(Items from a dataset)

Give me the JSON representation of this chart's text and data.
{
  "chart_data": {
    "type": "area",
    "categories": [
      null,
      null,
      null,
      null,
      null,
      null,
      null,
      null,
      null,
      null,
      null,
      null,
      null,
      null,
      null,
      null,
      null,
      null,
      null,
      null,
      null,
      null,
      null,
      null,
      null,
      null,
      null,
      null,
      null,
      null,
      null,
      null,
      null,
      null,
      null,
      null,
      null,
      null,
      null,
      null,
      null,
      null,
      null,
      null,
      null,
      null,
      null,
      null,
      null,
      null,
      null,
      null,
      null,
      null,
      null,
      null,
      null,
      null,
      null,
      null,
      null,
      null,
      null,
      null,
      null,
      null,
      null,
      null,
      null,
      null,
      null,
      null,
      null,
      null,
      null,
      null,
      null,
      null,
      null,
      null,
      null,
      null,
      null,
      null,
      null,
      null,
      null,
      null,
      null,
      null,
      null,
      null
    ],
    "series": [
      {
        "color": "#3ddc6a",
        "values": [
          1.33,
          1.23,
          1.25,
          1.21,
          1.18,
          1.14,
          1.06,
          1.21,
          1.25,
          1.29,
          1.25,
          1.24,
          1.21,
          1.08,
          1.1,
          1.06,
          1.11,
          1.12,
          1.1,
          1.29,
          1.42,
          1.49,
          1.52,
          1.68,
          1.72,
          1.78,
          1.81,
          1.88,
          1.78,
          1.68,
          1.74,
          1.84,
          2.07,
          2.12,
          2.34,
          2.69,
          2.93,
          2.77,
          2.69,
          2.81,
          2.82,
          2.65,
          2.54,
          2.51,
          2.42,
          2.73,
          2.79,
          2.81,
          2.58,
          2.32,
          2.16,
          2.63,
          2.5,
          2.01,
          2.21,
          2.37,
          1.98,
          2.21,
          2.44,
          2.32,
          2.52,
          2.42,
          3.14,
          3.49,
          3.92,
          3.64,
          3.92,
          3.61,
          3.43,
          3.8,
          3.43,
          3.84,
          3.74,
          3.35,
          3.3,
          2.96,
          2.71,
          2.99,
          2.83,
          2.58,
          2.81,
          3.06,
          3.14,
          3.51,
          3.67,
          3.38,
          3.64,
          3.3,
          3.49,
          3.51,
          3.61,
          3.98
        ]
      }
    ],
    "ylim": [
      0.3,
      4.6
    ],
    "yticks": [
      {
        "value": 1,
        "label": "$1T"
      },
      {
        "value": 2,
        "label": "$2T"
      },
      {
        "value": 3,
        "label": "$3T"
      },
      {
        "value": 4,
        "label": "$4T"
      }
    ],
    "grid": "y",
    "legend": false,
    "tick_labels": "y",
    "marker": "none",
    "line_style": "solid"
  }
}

PROBLEM DESCRIPTION:
Transcribe all the entries, keeping each one exactly as it is.

RESPONSE FOR THIS EXERCISE:
Give me the JSON representation of this chart's text and data.
{
  "chart_data": {
    "type": "area",
    "categories": [
      null,
      null,
      null,
      null,
      null,
      null,
      null,
      null,
      null,
      null,
      null,
      null,
      null,
      null,
      null,
      null,
      null,
      null,
      null,
      null,
      null,
      null,
      null,
      null,
      null,
      null,
      null,
      null,
      null,
      null,
      null,
      null,
      null,
      null,
      null,
      null,
      null,
      null,
      null,
      null,
      null,
      null,
      null,
      null,
      null,
      null,
      null,
      null,
      null,
      null,
      null,
      null,
      null,
      null,
      null,
      null,
      null,
      null,
      null,
      null,
      null,
      null,
      null,
      null,
      null,
      null,
      null,
      null,
      null,
      null,
      null,
      null,
      null,
      null,
      null,
      null,
      null,
      null,
      null,
      null,
      null,
      null,
      null,
      null,
      null,
      null,
      null,
      null,
      null,
      null,
      null,
      null
    ],
    "series": [
      {
        "color": "#3ddc6a",
        "values": [
          1.33,
          1.23,
          1.25,
          1.21,
          1.18,
          1.14,
          1.06,
          1.21,
          1.25,
          1.29,
          1.25,
          1.24,
          1.21,
          1.08,
          1.1,
          1.06,
          1.11,
          1.12,
          1.1,
          1.29,
          1.42,
          1.49,
          1.52,
          1.68,
          1.72,
          1.78,
          1.81,
          1.88,
          1.78,
          1.68,
          1.74,
          1.84,
          2.07,
          2.12,
          2.34,
          2.69,
          2.93,
          2.77,
          2.69,
          2.81,
          2.82,
          2.65,
          2.54,
          2.51,
          2.42,
          2.73,
          2.79,
          2.81,
          2.58,
          2.32,
          2.16,
          2.63,
          2.5,
          2.01,
          2.21,
          2.37,
          1.98,
          2.21,
          2.44,
          2.32,
          2.52,
          2.42,
          3.14,
          3.49,
          3.92,
          3.64,
          3.92,
          3.61,
          3.43,
          3.8,
          3.43,
          3.84,
          3.74,
          3.35,
          3.3,
          2.96,
          2.71,
          2.99,
          2.83,
          2.58,
          2.81,
          3.06,
          3.14,
          3.51,
          3.67,
          3.38,
          3.64,
          3.3,
          3.49,
          3.51,
          3.61,
          3.98
        ]
      }
    ],
    "ylim": [
      0.3,
      4.6
    ],
    "yticks": [
      {
        "value": 1,
        "label": "$1T"
      },
      {
        "value": 2,
        "label": "$2T"
      },
      {
        "value": 3,
        "label": "$3T"
      },
      {
        "value": 4,
        "label": "$4T"
      }
    ],
    "grid": "y",
    "legend": false,
    "tick_labels": "y",
    "marker": "none",
    "line_style": "solid"
  }
}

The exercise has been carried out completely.